__Work to do__: Pull every line containing "this" from the entries.

__Records excerpted from a collection__:
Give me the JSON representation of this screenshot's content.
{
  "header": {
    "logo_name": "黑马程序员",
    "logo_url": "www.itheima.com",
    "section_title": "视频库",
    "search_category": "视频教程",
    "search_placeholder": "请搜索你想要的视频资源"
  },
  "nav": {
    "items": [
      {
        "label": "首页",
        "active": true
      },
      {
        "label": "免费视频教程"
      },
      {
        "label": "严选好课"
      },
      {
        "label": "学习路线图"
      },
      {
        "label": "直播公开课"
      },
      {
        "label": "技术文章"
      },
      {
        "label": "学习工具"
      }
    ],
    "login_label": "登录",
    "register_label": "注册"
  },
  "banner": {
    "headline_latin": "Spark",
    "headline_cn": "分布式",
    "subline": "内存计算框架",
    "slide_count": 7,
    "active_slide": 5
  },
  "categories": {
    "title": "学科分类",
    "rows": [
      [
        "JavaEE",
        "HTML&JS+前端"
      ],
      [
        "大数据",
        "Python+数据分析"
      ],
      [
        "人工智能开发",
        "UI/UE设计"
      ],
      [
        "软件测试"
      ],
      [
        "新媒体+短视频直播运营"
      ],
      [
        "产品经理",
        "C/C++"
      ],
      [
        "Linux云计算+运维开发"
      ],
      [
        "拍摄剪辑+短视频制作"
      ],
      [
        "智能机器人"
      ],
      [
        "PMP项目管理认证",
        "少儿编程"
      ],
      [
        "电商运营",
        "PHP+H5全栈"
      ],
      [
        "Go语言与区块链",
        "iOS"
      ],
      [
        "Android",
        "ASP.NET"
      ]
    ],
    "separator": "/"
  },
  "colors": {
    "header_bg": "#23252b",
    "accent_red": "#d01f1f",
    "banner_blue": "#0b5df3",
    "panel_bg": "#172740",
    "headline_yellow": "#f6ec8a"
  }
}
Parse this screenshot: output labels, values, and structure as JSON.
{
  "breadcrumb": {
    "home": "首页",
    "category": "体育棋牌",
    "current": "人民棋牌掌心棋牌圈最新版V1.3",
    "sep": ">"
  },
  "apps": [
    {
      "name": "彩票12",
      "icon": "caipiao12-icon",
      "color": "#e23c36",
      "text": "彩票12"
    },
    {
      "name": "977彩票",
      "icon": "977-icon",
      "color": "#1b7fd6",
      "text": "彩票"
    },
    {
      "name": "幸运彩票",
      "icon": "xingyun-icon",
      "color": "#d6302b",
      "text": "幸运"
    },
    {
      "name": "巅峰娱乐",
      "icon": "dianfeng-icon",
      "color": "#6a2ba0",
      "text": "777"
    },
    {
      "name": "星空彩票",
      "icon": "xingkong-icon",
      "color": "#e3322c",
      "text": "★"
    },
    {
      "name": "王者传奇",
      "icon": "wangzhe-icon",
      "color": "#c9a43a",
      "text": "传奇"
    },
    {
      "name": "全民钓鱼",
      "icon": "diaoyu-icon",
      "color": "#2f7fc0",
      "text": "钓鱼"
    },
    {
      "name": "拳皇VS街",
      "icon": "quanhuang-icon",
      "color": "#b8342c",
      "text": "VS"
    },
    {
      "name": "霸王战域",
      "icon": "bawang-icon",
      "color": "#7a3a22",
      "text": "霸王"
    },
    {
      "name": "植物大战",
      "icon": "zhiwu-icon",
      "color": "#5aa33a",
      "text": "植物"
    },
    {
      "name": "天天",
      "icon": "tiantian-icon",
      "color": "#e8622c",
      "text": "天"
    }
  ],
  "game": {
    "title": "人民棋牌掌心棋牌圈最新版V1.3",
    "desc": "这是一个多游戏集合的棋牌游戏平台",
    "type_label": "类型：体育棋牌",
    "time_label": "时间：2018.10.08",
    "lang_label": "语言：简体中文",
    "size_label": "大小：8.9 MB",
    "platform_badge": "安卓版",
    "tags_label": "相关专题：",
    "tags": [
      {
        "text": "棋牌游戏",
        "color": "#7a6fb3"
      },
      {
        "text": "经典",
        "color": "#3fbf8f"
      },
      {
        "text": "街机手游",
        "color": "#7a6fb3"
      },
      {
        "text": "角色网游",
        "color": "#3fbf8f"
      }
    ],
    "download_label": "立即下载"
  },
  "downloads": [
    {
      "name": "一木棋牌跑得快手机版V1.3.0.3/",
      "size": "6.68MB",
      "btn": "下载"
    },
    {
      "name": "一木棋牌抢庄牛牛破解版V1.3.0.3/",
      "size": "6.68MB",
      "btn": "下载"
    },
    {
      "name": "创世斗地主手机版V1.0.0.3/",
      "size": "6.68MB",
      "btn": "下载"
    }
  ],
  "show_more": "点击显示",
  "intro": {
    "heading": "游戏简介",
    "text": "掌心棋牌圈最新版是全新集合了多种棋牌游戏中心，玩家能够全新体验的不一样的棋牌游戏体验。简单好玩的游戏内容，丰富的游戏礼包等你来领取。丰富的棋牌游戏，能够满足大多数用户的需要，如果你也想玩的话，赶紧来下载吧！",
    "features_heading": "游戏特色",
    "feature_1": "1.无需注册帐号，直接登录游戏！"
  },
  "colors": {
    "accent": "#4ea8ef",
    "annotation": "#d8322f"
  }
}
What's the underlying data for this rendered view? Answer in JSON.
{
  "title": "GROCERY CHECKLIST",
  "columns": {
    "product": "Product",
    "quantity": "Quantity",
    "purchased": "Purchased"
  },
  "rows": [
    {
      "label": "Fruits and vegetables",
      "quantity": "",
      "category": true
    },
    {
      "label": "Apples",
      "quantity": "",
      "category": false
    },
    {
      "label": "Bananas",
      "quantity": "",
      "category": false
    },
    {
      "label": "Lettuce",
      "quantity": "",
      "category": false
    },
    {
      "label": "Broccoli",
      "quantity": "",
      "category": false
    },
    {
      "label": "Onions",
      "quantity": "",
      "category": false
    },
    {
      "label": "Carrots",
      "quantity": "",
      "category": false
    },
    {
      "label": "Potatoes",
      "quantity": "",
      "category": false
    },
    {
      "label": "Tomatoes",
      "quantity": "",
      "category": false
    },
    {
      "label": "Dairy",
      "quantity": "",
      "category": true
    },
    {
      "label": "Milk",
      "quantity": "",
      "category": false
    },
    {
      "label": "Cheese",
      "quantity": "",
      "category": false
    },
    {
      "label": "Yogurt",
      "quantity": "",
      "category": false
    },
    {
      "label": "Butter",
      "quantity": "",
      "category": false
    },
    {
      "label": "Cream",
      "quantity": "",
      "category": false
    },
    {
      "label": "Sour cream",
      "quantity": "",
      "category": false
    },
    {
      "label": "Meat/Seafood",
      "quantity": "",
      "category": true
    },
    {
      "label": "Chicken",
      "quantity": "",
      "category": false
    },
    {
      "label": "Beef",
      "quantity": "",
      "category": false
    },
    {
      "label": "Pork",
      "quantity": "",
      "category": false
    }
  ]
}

__Solution__:
Give me the JSON representation of this screenshot's content.
Parse this screenshot: output labels, values, and structure as JSON.
What's the underlying data for this rendered view? Answer in JSON.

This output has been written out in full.